WHAT TO WORK ON:
Without including the pictures, copy out every line below.

## START INPUT DATA

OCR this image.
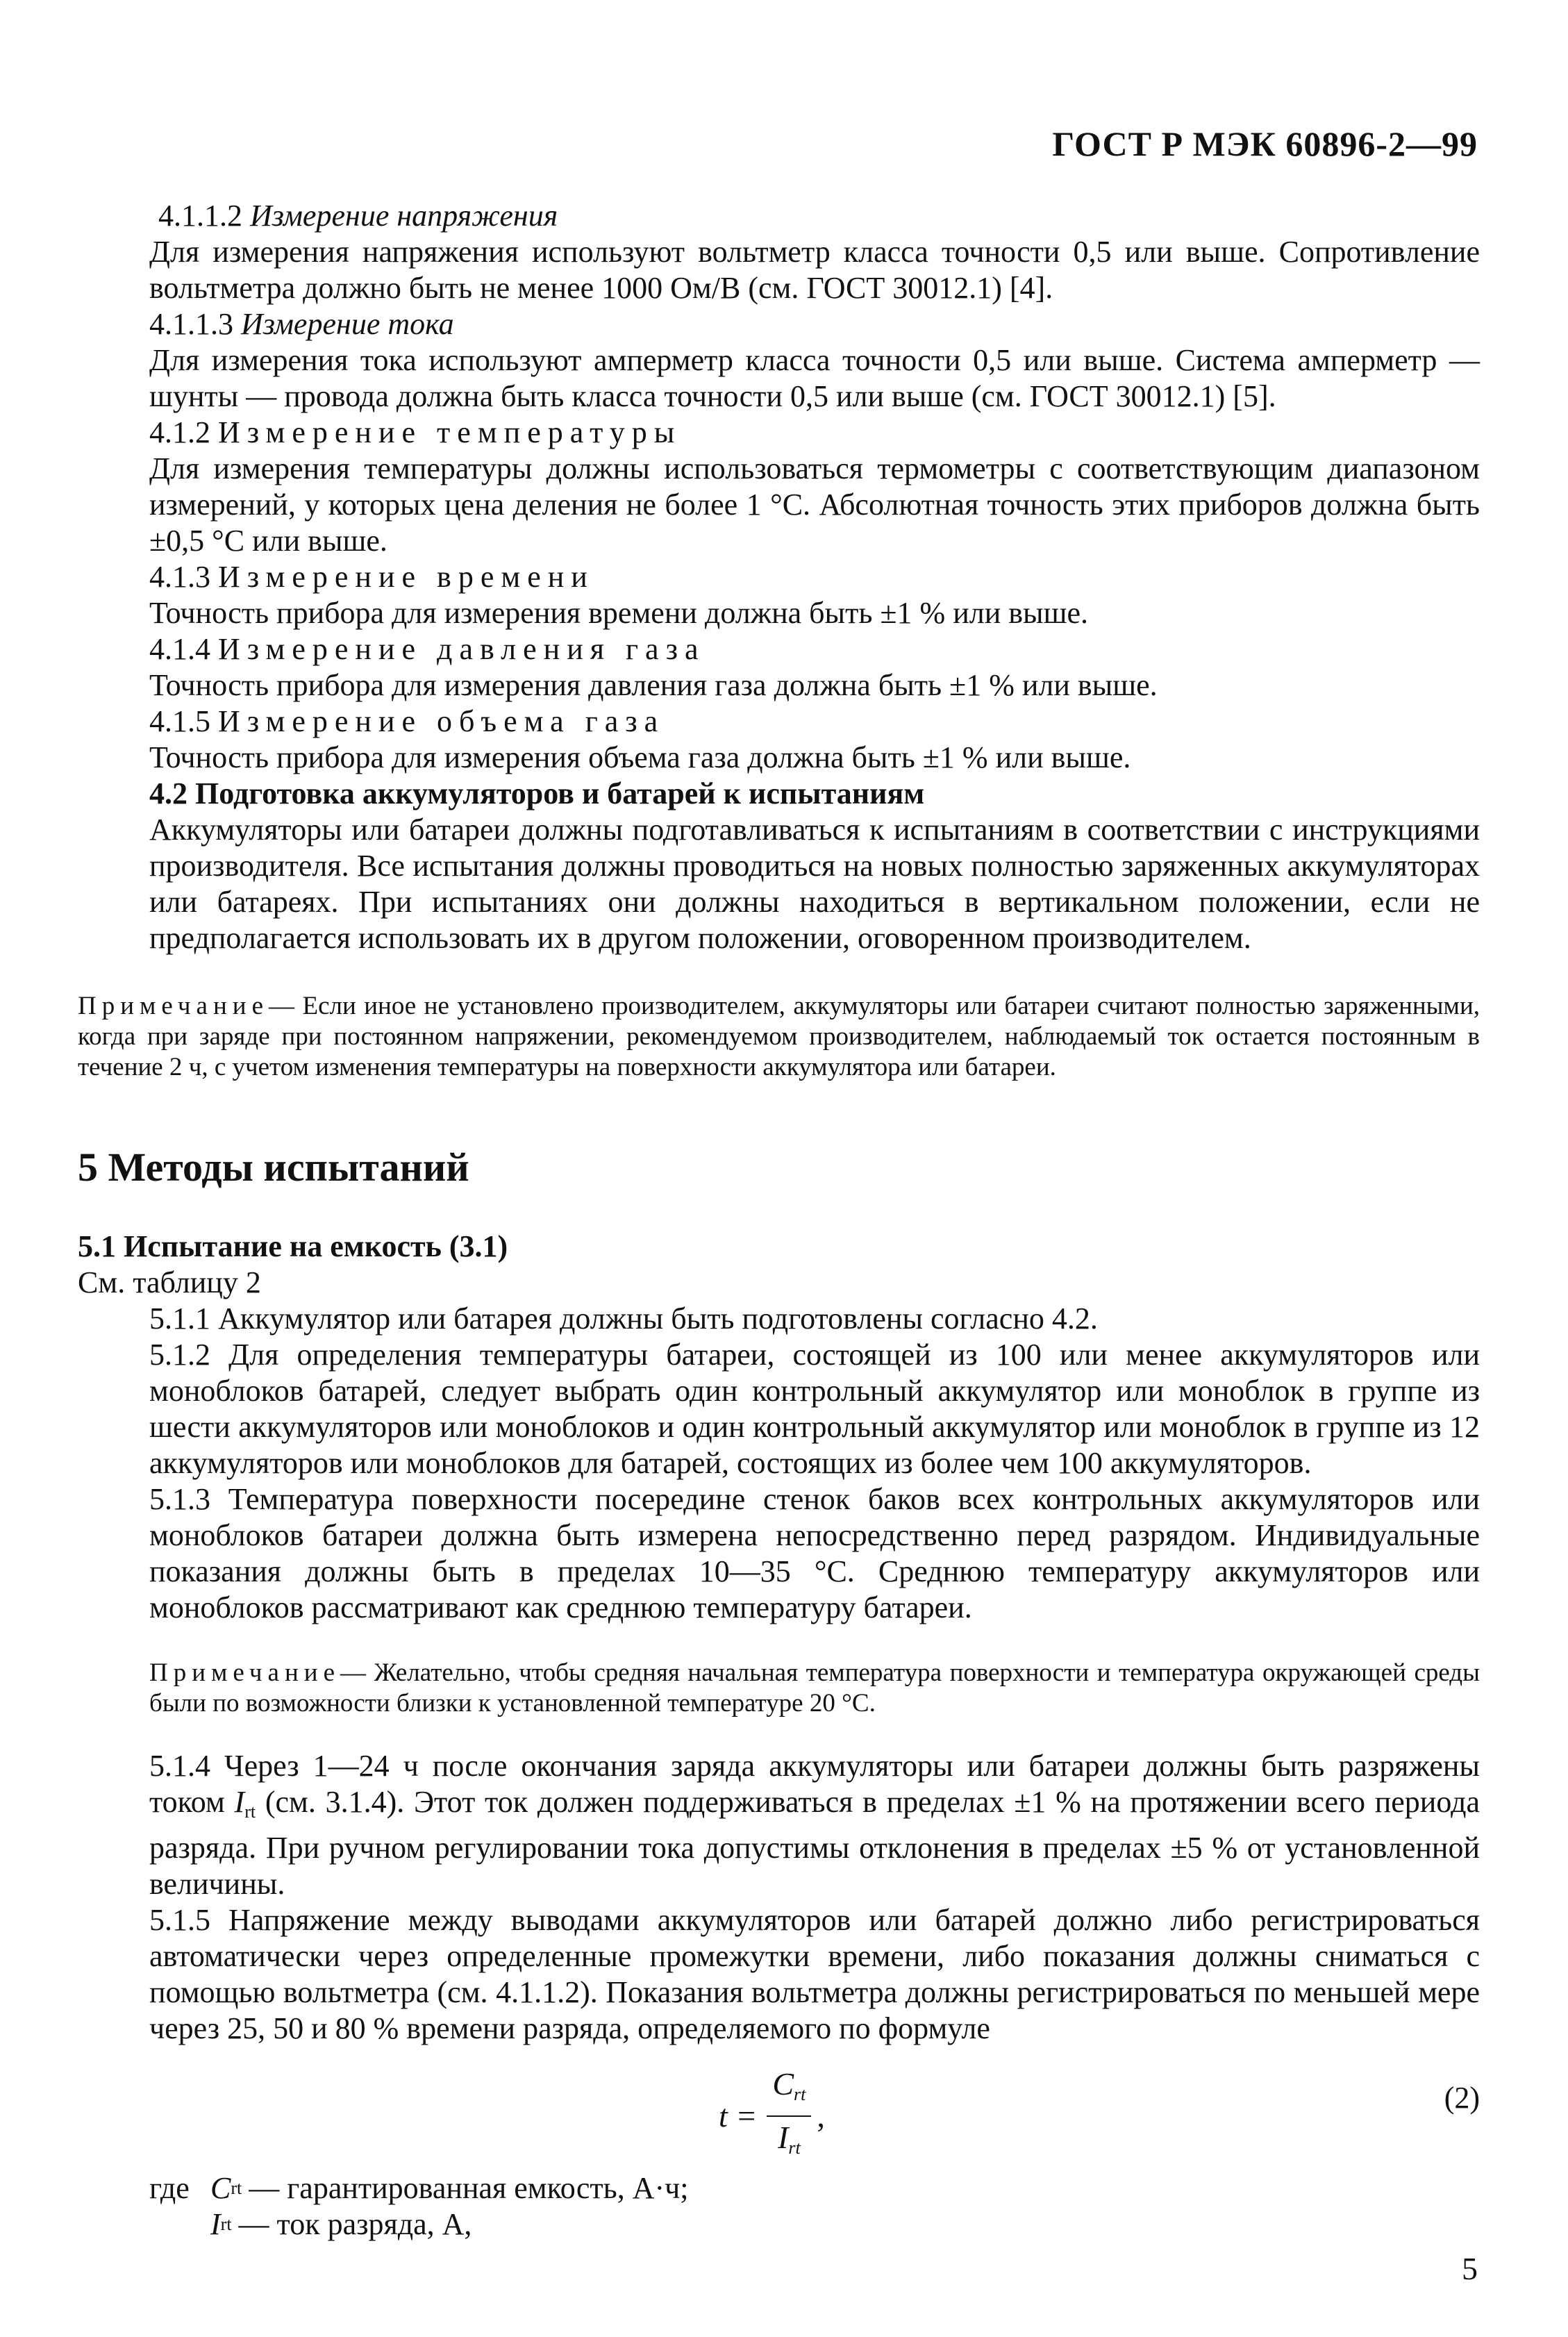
ГОСТ Р МЭК 60896-2—99

4.1.1.2 Измерение напряжения

Для измерения напряжения используют вольтметр класса точности 0,5 или выше. Сопротивление вольтметра должно быть не менее 1000 Ом/В (см. ГОСТ 30012.1) [4].

4.1.1.3 Измерение тока

Для измерения тока используют амперметр класса точности 0,5 или выше. Система амперметр — шунты — провода должна быть класса точности 0,5 или выше (см. ГОСТ 30012.1) [5].

4.1.2 Измерение температуры

Для измерения температуры должны использоваться термометры с соответствующим диапазоном измерений, у которых цена деления не более 1 °С. Абсолютная точность этих приборов должна быть ±0,5 °С или выше.

4.1.3 Измерение времени

Точность прибора для измерения времени должна быть ±1 % или выше.

4.1.4 Измерение давления газа

Точность прибора для измерения давления газа должна быть ±1 % или выше.

4.1.5 Измерение объема газа

Точность прибора для измерения объема газа должна быть ±1 % или выше.

4.2 Подготовка аккумуляторов и батарей к испытаниям

Аккумуляторы или батареи должны подготавливаться к испытаниям в соответствии с инструкциями производителя. Все испытания должны проводиться на новых полностью заряженных аккумуляторах или батареях. При испытаниях они должны находиться в вертикальном положении, если не предполагается использовать их в другом положении, оговоренном производителем.

Примечание— Если иное не установлено производителем, аккумуляторы или батареи считают полностью заряженными, когда при заряде при постоянном напряжении, рекомендуемом производителем, наблюдаемый ток остается постоянным в течение 2 ч, с учетом изменения температуры на поверхности аккумулятора или батареи.

5 Методы испытаний

5.1 Испытание на емкость (3.1)

См. таблицу 2

5.1.1 Аккумулятор или батарея должны быть подготовлены согласно 4.2.

5.1.2 Для определения температуры батареи, состоящей из 100 или менее аккумуляторов или моноблоков батарей, следует выбрать один контрольный аккумулятор или моноблок в группе из шести аккумуляторов или моноблоков и один контрольный аккумулятор или моноблок в группе из 12 аккумуляторов или моноблоков для батарей, состоящих из более чем 100 аккумуляторов.

5.1.3 Температура поверхности посередине стенок баков всех контрольных аккумуляторов или моноблоков батареи должна быть измерена непосредственно перед разрядом. Индивидуальные показания должны быть в пределах 10—35 °С. Среднюю температуру аккумуляторов или моноблоков рассматривают как среднюю температуру батареи.

Примечание— Желательно, чтобы средняя начальная температура поверхности и температура окружающей среды были по возможности близки к установленной температуре 20 °С.

5.1.4 Через 1—24 ч после окончания заряда аккумуляторы или батареи должны быть разряжены током $I_{rt}$ (см. 3.1.4). Этот ток должен поддерживаться в пределах ±1 % на протяжении всего периода разряда. При ручном регулировании тока допустимы отклонения в пределах ±5 % от установленной величины.

5.1.5 Напряжение между выводами аккумуляторов или батарей должно либо регистрироваться автоматически через определенные промежутки времени, либо показания должны сниматься с помощью вольтметра (см. 4.1.1.2). Показания вольтметра должны регистрироваться по меньшей мере через 25, 50 и 80 % времени разряда, определяемого по формуле

$t = \frac{C_{rt}}{I_{rt}}$ ,
(2)
где C rt — гарантированная емкость, А·ч;
I rt — ток разряда, А,
5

## END INPUT DATA

ANSWER TO THE TASK:
OCR this image.
ГОСТ Р МЭК 60896-2—99

4.1.1.2 Измерение напряжения

Для измерения напряжения используют вольтметр класса точности 0,5 или выше. Сопротивление вольтметра должно быть не менее 1000 Ом/В (см. ГОСТ 30012.1) [4].

4.1.1.3 Измерение тока

Для измерения тока используют амперметр класса точности 0,5 или выше. Система амперметр — шунты — провода должна быть класса точности 0,5 или выше (см. ГОСТ 30012.1) [5].

4.1.2 Измерение температуры

Для измерения температуры должны использоваться термометры с соответствующим диапазоном измерений, у которых цена деления не более 1 °С. Абсолютная точность этих приборов должна быть ±0,5 °С или выше.

4.1.3 Измерение времени

Точность прибора для измерения времени должна быть ±1 % или выше.

4.1.4 Измерение давления газа

Точность прибора для измерения давления газа должна быть ±1 % или выше.

4.1.5 Измерение объема газа

Точность прибора для измерения объема газа должна быть ±1 % или выше.

4.2 Подготовка аккумуляторов и батарей к испытаниям

Аккумуляторы или батареи должны подготавливаться к испытаниям в соответствии с инструкциями производителя. Все испытания должны проводиться на новых полностью заряженных аккумуляторах или батареях. При испытаниях они должны находиться в вертикальном положении, если не предполагается использовать их в другом положении, оговоренном производителем.

Примечание— Если иное не установлено производителем, аккумуляторы или батареи считают полностью заряженными, когда при заряде при постоянном напряжении, рекомендуемом производителем, наблюдаемый ток остается постоянным в течение 2 ч, с учетом изменения температуры на поверхности аккумулятора или батареи.

5 Методы испытаний

5.1 Испытание на емкость (3.1)

См. таблицу 2

5.1.1 Аккумулятор или батарея должны быть подготовлены согласно 4.2.

5.1.2 Для определения температуры батареи, состоящей из 100 или менее аккумуляторов или моноблоков батарей, следует выбрать один контрольный аккумулятор или моноблок в группе из шести аккумуляторов или моноблоков и один контрольный аккумулятор или моноблок в группе из 12 аккумуляторов или моноблоков для батарей, состоящих из более чем 100 аккумуляторов.

5.1.3 Температура поверхности посередине стенок баков всех контрольных аккумуляторов или моноблоков батареи должна быть измерена непосредственно перед разрядом. Индивидуальные показания должны быть в пределах 10—35 °С. Среднюю температуру аккумуляторов или моноблоков рассматривают как среднюю температуру батареи.

Примечание— Желательно, чтобы средняя начальная температура поверхности и температура окружающей среды были по возможности близки к установленной температуре 20 °С.

5.1.4 Через 1—24 ч после окончания заряда аккумуляторы или батареи должны быть разряжены током $I_{rt}$ (см. 3.1.4). Этот ток должен поддерживаться в пределах ±1 % на протяжении всего периода разряда. При ручном регулировании тока допустимы отклонения в пределах ±5 % от установленной величины.

5.1.5 Напряжение между выводами аккумуляторов или батарей должно либо регистрироваться автоматически через определенные промежутки времени, либо показания должны сниматься с помощью вольтметра (см. 4.1.1.2). Показания вольтметра должны регистрироваться по меньшей мере через 25, 50 и 80 % времени разряда, определяемого по формуле

$t = \frac{C_{rt}}{I_{rt}}$ ,
(2)
где C rt — гарантированная емкость, А·ч;
I rt — ток разряда, А,
5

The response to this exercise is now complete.